— BEGIN STORED DATA —

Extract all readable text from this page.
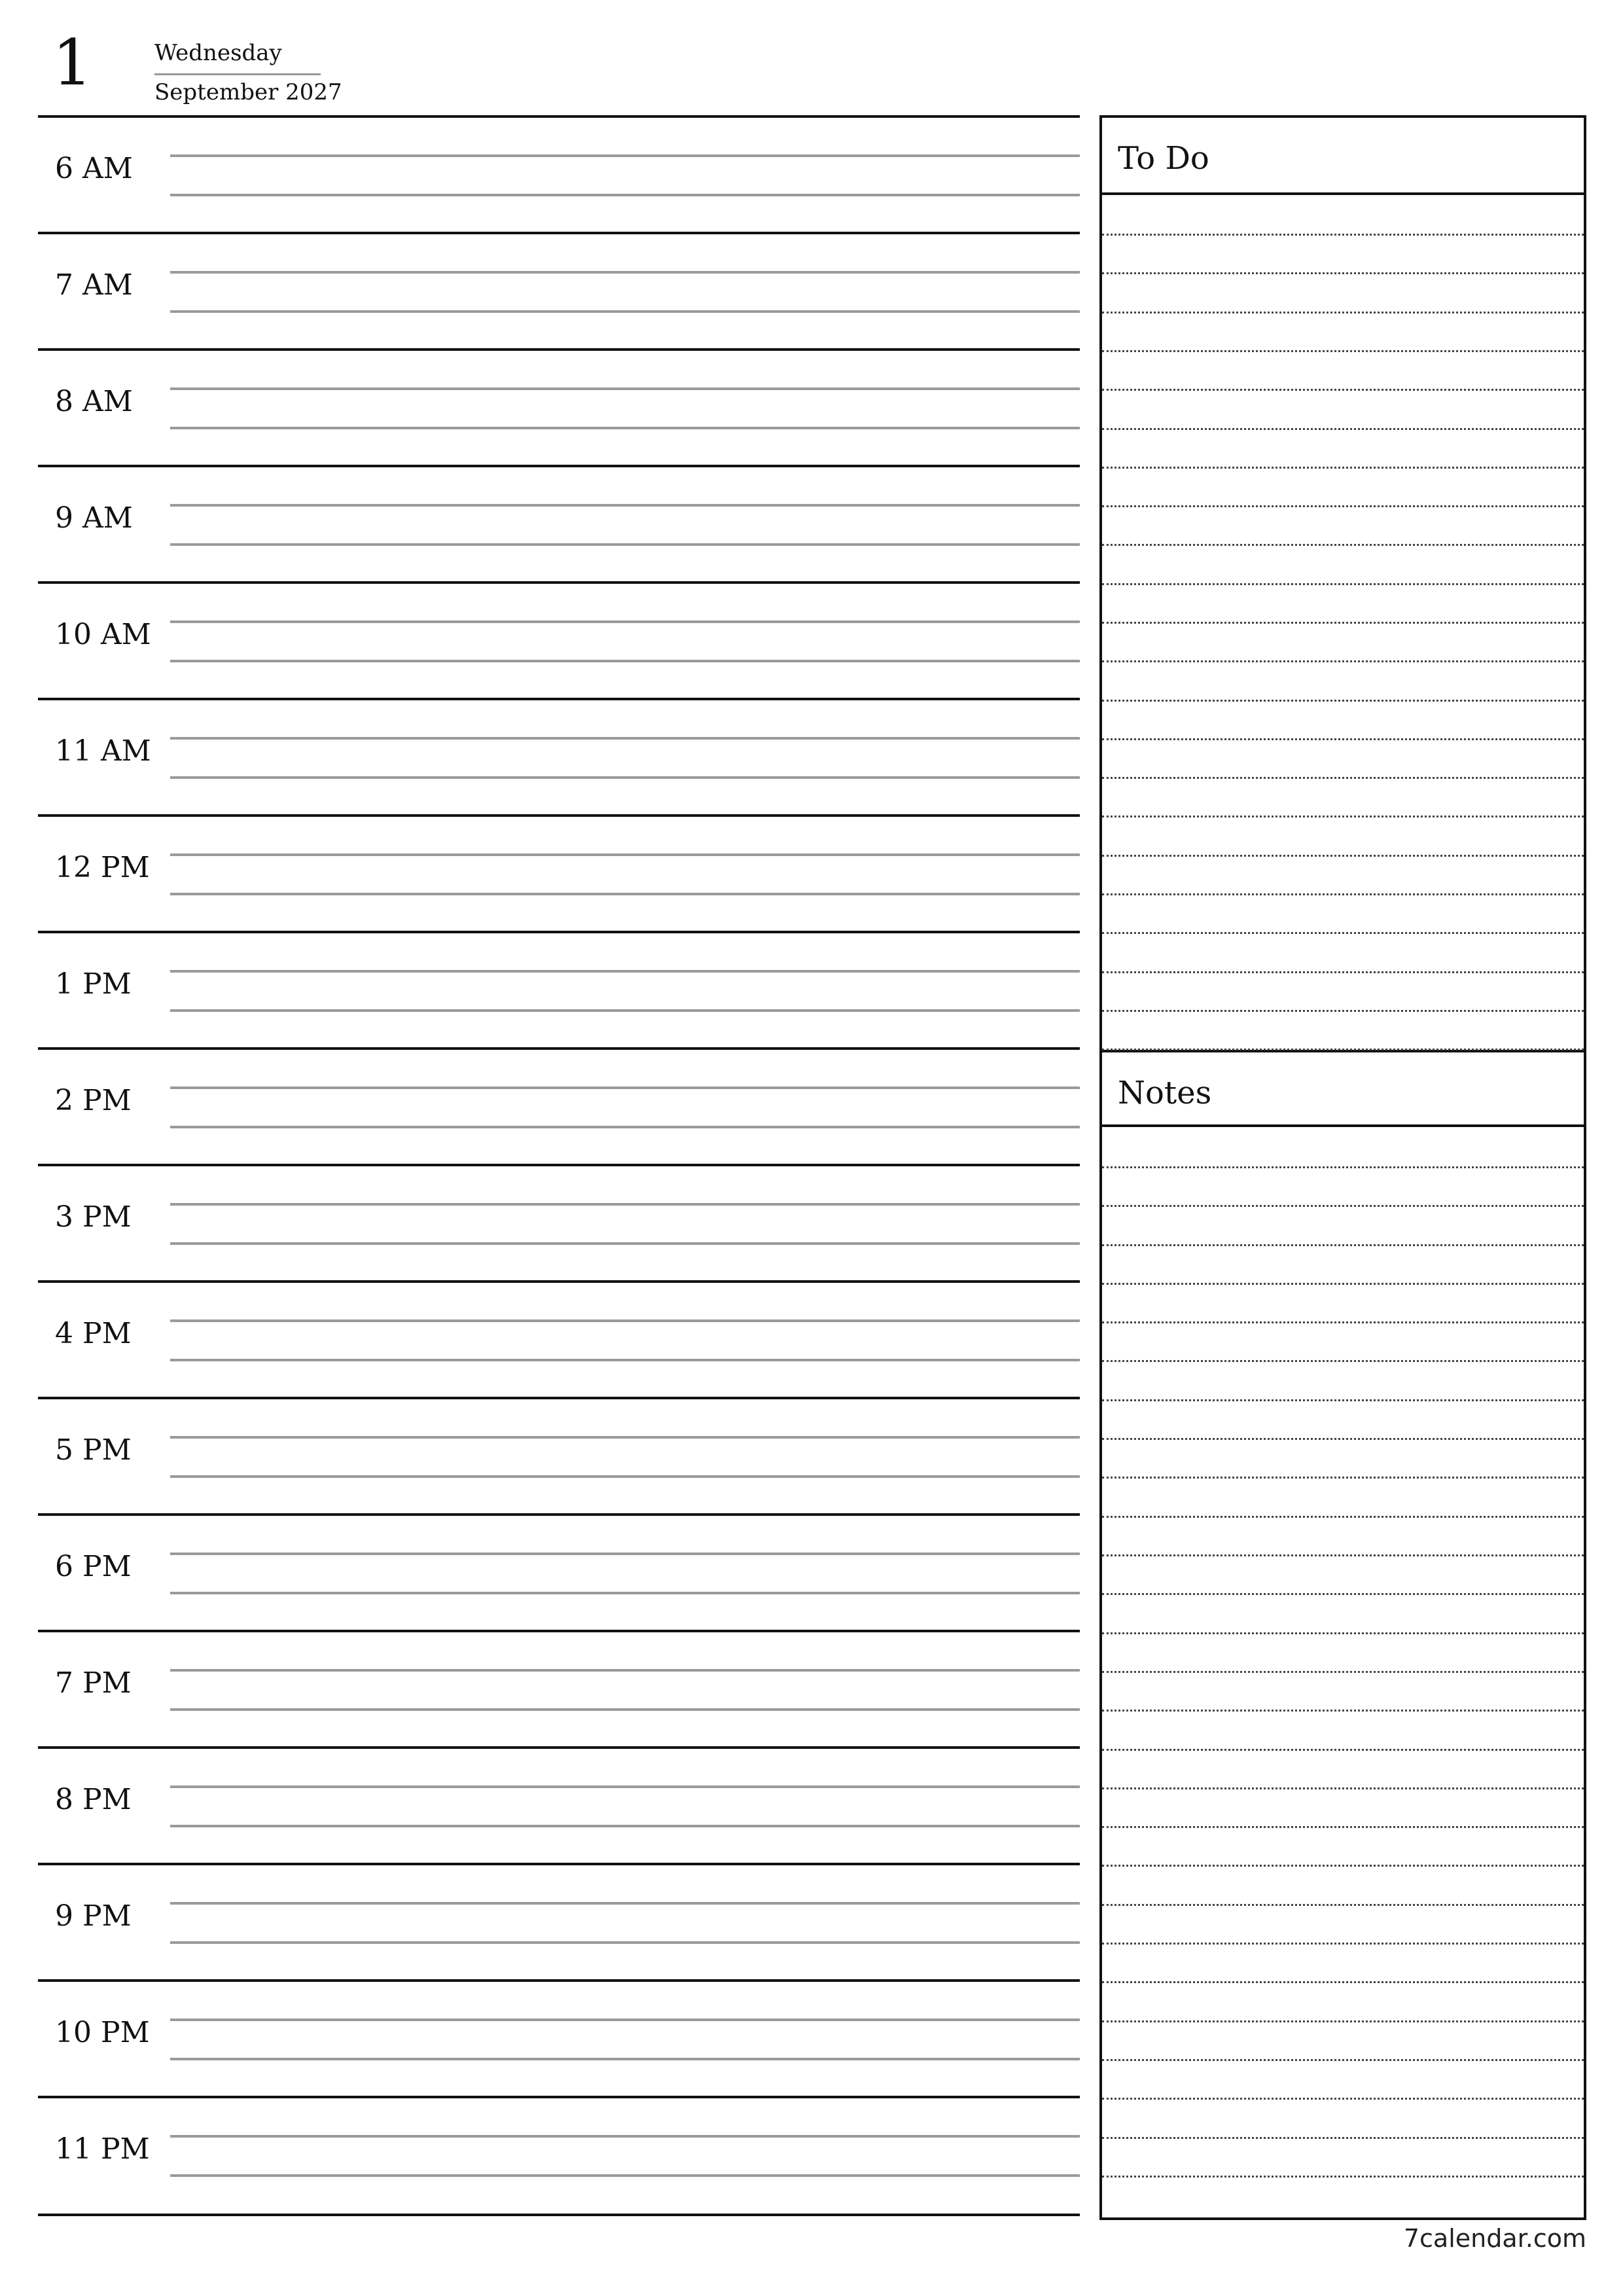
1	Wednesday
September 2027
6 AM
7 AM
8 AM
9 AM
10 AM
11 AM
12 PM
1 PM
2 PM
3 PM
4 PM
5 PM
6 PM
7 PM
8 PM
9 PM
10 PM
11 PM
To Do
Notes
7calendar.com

— END STORED DATA —
— BEGIN STORED DATA —

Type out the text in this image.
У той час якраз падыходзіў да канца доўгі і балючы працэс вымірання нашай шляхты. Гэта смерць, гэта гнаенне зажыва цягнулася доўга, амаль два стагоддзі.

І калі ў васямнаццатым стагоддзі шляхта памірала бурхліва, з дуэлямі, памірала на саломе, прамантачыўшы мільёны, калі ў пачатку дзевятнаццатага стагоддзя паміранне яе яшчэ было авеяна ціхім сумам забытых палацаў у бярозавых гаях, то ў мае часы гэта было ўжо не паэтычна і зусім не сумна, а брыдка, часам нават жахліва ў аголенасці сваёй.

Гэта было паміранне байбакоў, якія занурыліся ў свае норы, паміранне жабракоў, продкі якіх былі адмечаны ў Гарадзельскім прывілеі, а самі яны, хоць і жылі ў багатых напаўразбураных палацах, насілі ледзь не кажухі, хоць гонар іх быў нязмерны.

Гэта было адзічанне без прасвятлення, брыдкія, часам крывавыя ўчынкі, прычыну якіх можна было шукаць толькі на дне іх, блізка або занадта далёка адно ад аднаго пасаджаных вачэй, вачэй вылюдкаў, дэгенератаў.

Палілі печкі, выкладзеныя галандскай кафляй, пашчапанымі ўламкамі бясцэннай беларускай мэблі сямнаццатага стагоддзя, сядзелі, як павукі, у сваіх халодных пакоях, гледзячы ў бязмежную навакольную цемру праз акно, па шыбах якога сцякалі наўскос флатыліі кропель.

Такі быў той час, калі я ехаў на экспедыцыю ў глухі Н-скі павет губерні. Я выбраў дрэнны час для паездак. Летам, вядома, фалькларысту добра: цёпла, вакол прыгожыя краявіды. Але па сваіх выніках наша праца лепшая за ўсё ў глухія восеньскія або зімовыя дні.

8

— END STORED DATA —

__PROBLEM REQUIREMENTS__. Among these entries, how many lines include the string "text"? Reply with the number by itself.

__TASK RESPONSE__. 2